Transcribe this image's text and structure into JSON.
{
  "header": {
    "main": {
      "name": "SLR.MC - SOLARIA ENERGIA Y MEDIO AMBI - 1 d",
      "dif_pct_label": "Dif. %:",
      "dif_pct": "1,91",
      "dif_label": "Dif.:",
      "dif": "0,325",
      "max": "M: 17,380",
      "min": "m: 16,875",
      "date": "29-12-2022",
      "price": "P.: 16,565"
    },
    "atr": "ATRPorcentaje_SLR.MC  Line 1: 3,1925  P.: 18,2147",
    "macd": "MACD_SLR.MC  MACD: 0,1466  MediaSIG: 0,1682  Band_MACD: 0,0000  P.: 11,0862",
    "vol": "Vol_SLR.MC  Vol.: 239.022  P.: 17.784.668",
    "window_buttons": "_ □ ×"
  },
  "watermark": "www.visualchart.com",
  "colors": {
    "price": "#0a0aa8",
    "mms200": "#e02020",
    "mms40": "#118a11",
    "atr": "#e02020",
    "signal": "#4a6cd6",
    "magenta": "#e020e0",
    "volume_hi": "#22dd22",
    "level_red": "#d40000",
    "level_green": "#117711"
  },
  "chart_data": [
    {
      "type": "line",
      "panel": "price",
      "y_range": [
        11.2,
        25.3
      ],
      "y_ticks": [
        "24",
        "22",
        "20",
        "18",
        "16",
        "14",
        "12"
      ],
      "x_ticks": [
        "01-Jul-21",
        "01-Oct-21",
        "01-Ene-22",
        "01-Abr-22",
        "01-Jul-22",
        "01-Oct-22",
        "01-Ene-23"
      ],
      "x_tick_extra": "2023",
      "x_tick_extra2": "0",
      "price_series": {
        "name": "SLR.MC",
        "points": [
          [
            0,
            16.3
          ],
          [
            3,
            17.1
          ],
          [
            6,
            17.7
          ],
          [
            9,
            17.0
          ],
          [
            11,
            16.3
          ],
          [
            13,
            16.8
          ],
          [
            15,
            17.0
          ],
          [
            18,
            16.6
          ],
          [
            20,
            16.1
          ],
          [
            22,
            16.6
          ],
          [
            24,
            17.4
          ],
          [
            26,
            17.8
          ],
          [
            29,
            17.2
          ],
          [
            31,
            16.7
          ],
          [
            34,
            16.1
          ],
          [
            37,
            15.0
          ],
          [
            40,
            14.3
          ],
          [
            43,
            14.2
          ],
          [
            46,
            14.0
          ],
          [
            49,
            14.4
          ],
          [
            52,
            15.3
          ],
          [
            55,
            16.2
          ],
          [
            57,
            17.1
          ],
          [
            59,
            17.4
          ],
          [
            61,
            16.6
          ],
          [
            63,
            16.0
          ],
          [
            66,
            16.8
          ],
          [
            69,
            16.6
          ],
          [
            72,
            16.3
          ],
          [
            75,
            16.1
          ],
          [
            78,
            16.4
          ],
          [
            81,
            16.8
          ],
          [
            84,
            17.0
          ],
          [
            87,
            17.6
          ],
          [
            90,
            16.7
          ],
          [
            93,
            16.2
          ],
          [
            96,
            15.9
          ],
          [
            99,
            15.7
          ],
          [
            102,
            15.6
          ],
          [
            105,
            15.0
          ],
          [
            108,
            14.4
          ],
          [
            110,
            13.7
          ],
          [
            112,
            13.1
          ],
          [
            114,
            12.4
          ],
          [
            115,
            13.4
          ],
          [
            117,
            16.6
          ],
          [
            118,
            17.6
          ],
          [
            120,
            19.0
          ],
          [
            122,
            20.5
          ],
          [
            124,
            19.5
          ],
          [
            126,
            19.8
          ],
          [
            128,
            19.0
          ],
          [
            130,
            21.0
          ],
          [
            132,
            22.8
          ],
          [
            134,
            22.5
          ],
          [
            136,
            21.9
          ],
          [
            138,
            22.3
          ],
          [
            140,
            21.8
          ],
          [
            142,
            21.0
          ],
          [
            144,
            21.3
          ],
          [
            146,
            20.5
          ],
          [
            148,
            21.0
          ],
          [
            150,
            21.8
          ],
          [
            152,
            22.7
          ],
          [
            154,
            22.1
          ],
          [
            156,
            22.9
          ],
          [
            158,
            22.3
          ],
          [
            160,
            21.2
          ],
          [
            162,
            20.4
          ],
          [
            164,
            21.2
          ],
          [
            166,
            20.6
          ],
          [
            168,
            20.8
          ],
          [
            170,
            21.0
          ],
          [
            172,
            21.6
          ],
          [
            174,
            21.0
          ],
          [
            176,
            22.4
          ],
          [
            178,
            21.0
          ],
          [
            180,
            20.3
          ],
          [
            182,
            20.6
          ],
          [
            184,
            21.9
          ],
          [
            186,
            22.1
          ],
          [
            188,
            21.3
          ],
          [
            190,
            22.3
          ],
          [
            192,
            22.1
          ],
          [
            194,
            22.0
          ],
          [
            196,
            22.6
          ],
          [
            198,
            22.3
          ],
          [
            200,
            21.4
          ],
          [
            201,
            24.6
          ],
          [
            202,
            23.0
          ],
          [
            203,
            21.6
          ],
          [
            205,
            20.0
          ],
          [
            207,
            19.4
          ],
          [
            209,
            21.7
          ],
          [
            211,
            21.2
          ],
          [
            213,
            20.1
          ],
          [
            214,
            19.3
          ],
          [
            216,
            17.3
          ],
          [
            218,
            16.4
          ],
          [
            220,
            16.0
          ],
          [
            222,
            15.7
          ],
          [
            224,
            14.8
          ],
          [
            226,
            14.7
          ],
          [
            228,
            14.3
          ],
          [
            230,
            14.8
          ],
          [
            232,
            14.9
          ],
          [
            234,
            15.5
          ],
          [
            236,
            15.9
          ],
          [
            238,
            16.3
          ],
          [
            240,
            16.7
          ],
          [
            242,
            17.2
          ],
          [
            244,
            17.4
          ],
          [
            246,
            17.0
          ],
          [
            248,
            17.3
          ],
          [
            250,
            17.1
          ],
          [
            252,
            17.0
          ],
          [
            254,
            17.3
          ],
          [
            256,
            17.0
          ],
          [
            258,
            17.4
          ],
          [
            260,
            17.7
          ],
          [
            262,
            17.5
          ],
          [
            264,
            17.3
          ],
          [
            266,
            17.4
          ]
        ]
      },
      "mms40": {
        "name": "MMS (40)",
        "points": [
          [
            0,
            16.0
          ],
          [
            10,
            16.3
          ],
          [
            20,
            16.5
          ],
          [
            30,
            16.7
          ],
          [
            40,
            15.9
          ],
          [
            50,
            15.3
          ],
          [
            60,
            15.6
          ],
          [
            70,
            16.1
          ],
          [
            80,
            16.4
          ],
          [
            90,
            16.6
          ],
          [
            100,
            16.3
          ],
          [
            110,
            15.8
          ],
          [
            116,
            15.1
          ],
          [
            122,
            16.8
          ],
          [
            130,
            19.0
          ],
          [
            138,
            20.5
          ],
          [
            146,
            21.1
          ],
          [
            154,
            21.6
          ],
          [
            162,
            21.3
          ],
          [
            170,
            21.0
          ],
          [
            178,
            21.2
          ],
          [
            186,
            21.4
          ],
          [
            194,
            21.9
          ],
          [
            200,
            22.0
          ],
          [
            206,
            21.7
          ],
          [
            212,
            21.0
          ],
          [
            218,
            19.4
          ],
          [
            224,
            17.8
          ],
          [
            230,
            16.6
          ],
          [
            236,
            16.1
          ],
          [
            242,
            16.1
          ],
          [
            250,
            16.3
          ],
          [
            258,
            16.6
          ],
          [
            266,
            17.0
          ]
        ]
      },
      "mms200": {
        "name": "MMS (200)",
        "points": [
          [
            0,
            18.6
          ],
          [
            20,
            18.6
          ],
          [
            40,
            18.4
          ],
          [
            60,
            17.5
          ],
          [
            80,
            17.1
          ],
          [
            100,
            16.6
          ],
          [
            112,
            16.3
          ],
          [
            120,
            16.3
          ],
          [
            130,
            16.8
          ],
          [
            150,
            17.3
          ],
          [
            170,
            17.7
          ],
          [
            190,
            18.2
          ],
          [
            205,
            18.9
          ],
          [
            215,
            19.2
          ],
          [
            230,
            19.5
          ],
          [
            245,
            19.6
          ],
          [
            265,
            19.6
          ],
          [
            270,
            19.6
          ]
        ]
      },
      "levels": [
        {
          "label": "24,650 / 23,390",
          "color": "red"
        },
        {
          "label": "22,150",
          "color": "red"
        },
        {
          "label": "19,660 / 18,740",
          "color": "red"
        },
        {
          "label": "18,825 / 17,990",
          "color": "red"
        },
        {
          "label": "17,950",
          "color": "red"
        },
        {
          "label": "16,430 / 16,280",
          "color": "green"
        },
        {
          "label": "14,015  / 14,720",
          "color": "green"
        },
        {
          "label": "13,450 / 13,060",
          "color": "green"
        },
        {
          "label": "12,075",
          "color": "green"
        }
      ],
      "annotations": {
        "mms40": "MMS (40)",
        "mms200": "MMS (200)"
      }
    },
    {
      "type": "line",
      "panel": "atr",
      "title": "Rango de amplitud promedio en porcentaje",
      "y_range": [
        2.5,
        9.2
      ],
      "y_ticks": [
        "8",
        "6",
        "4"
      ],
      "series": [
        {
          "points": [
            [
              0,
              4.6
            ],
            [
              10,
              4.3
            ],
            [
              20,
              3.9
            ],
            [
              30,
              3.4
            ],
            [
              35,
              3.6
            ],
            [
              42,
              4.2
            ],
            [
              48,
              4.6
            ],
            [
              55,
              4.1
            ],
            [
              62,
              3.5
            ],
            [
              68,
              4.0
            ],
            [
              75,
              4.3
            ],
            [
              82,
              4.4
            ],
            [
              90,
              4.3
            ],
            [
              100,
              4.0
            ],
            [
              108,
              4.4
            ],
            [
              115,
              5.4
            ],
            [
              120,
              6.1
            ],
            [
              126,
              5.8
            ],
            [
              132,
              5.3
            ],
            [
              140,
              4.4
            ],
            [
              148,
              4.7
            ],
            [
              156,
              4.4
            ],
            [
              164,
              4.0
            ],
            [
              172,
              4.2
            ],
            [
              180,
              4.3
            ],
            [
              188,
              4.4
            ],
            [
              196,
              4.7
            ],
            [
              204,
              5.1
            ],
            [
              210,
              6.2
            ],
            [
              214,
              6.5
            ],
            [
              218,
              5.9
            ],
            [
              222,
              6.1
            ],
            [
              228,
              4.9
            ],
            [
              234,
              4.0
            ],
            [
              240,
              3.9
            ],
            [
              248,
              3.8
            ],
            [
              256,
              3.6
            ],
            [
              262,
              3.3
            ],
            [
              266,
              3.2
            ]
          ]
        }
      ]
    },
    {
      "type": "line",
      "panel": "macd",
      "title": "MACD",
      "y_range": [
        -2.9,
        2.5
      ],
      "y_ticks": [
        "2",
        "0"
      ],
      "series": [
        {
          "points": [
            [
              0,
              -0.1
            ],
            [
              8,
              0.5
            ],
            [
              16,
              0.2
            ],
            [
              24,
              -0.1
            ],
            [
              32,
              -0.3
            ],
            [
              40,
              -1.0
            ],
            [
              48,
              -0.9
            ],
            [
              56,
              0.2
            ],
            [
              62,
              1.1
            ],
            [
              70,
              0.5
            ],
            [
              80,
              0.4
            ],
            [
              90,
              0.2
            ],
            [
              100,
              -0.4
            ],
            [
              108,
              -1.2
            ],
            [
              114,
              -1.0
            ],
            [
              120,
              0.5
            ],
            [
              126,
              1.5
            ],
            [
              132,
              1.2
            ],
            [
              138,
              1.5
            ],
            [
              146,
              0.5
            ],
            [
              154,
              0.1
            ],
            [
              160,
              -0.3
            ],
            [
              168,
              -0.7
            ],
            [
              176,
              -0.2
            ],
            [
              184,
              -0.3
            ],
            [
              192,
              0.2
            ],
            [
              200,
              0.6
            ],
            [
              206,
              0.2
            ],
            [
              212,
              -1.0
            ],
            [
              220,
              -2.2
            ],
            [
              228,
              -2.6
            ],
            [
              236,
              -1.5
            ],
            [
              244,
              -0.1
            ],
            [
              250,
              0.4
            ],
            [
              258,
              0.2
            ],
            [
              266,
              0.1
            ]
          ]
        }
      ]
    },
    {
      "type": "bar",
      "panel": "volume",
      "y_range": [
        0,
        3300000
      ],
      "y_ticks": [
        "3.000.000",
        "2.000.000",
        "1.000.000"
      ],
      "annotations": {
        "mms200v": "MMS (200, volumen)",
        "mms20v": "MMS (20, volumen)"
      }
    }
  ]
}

> _Directions for this task_
Go over the records above and tally the lines with the word "title" in them. Give the number alone.

> _Finished task_
2